■ Passage ■

┌────────

Introductory GNOME Basics Tutorial



Hi!

At my university, we're been replacing hundreds of old Sun machines
with Linux boxes. Now it's time for us to finally replace the old
Solaris with TWM environment with a more modern GNOME one (for the
curious, it's GNOME 2.8 on top of Debian Sarge). Yes, it's not the
latest, but things are moving slowly here. The focus is on long time
stability and testedness rather than the latest bells and whistles;
important aspects when you're managing computer labs for the many
different courses of computer science students over a long period of
time.

This change makes us find a documentation problem. The old training
for freshmen on the old environment was based on us offering a few
hours of training classes in the computer rooms at the very beginning
of the first semester. In these classes, all freshmen could sit down
in front of a machine, and were not only given the needed access
credentials but also a relatively short paperback tutorial on how to
get started with this environment, which obviously in most cases was a
different one to the one they were used to from home.

At these special classes, an assistant (in most cases a more
experienced student) would be present in the computer room, ready to
answer any questions. This would be the only time during the student's
entire time at the university that there would be some training on the
Unix computers themselves. After these few hours of special class in
the first semester, the student would be expected to be fluent enough
with this Unix environment to be ready to participate right away in
ordinary laboratory exercises in other courses in these very same
computer labs.


The old tutorial we used for these training classes would start with
the very basics; how to log in, and explaining what you would then see
on the screen in front of you. Then it would move on to describe ways
to accomplish different tasks, like using one of the mouse buttons on
the desktop background to get to the Application menu to be able to
start XClock, and how to kill it by using the Window Ops menu on
another mouse button, and so on. Everything was combined with plenty
of screen shots to illustrate the instructions.

└────────

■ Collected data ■
┌────────

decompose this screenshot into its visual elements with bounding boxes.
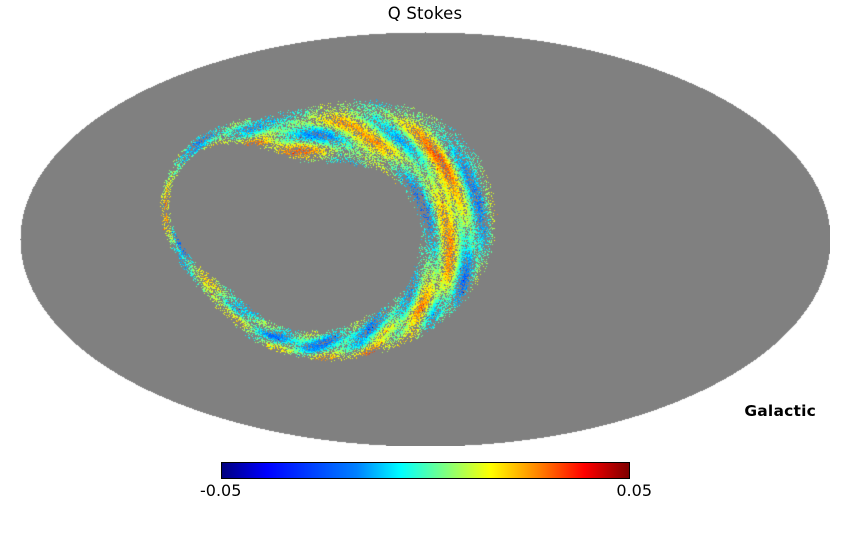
sky-map-canvas — [20, 32, 830, 446]
colorbar-max-label: 0.05 — [616, 481, 652, 500]
page-title: Q Stokes — [387, 4, 463, 23]
mollweide-projection-area — [20, 32, 830, 446]
colorbar-min-label: -0.05 — [200, 481, 242, 500]
coordinate-system-label: Galactic — [744, 402, 816, 420]
colorbar: -0.05 0.05 — [200, 460, 652, 506]
colorbar-gradient — [221, 462, 630, 479]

└────────

■ Objective 1 ■
Reproduce every line of the collected data word for word, omitting the picture.
■ Objective 2 ■
Carry on the passage about the university's GNOME training tutorial from the point where it ends.
The text and the records were taken from unrelated sources.

■ Right answer 1 ■
decompose this screenshot into its visual elements with bounding boxes.
sky-map-canvas — [20, 32, 830, 446]
colorbar-max-label: 0.05 — [616, 481, 652, 500]
page-title: Q Stokes — [387, 4, 463, 23]
mollweide-projection-area — [20, 32, 830, 446]
colorbar-min-label: -0.05 — [200, 481, 242, 500]
coordinate-system-label: Galactic — [744, 402, 816, 420]
colorbar: -0.05 0.05 — [200, 460, 652, 506]
colorbar-gradient — [221, 462, 630, 479]

■ Right answer 2 ■
To make things more exciting, and to make sure that there was some
actual comprehension going on rather than just skimming the
instructions, there would be some relatively easy questions to answer
inbetween the instructions, like "now you know what buttons A and B
do, but what does button C do? Test for yourself and write it down
below." There would also be some lines for actually writing down the
answers and to make notes as you moved along. Of course noone would
actually check the correctness of the answers, the questions and room
for answers were just there to make you think about what you were
doing.

The tutorial would also gradually increase the difficulty level, and
move on to more advanced topics and tasks, with the most advanced and
not very important ones being last. This was by design; clearly not
all students would be able to finish the tutorial in the few hours of
the class. All freshmen have a different background, some have never
used a Unix-like system before, while some others have already used
Linux for several years at home. Obviously, all students would finish
the tasks in the tutorial at a different pace, while some would never
finish it at all. By placing the most elementary stuff first, we would
make sure that all would still be able to perform the most basic stuff
when the class was over.


If you've read this far, you probably realize that the current User
Guide probably isn't very suited for this. The User Guide is more
suited as a reference, and not as something you would give a class of
students and tell them to read while at the same time trying to
familiarize themselves with the user interface in front of a
workstation.

What we need is some tutorial of the "teach yourself GNOME in X hours"
kind, that would step-by-step try to teach the basic tasks with a
"learning by doing" approach, with a gradually increasing difficulty
level. Some experience with working on Windows can probably be assumed
from start, however.

Is there someone working on something like this? Is anyone interested
in working on this?

We know of the Intro (http://www.gnome.org/learn/intro/2.2/), but the
pictures are broken, and the text could probably need some
improvements. What's worse is that it hasn't been updated since GNOME
2.2.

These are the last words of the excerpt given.